* [Stored data]

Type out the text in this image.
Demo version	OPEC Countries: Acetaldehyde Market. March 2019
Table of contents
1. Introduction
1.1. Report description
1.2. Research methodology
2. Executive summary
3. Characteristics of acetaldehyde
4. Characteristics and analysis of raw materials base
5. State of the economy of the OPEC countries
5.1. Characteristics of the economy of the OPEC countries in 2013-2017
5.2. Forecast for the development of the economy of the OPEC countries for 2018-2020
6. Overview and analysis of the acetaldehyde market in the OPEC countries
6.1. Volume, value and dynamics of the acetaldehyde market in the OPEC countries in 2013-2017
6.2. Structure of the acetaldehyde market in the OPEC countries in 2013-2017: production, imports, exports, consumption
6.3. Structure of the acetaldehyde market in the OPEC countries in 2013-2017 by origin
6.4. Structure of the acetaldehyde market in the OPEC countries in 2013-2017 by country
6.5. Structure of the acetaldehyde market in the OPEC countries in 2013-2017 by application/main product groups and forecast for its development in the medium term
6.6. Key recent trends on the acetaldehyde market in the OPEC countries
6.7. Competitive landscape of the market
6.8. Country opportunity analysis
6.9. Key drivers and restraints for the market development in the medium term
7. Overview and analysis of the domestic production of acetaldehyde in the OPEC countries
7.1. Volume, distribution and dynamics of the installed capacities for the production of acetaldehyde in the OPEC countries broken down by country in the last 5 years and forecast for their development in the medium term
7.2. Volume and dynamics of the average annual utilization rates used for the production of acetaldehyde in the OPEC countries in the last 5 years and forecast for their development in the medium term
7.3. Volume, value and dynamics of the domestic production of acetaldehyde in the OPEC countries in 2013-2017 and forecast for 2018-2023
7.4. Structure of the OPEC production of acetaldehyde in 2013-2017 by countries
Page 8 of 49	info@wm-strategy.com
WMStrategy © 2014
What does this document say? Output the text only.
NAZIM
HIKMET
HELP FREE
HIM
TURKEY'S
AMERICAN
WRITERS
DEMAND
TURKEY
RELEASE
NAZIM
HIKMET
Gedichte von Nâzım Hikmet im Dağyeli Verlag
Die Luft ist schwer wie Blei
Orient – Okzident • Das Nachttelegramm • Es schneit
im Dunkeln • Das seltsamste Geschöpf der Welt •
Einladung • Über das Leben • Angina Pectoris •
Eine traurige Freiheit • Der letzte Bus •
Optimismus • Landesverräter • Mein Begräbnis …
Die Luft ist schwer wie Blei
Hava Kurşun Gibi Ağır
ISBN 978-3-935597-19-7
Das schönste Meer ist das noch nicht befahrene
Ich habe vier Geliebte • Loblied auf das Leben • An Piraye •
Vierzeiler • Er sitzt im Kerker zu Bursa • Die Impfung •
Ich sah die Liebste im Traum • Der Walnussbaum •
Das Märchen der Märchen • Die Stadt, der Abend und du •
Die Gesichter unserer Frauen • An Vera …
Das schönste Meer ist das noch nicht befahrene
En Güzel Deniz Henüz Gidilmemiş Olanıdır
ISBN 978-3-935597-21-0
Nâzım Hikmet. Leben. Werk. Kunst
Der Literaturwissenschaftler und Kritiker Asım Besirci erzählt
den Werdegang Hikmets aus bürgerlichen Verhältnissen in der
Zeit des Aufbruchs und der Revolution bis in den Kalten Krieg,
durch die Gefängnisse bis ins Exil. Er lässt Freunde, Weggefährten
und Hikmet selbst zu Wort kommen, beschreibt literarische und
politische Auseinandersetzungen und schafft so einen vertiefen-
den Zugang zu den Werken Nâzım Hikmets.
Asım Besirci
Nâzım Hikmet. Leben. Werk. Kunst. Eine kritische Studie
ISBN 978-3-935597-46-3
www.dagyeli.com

* [PROBLEM TO WORK ON]
Copy each line above containing the string "Characteristics".

* [COMPLETED EXERCISE]
3. Characteristics of acetaldehyde
4. Characteristics and analysis of raw materials base
5.1. Characteristics of the economy of the OPEC countries in 2013-2017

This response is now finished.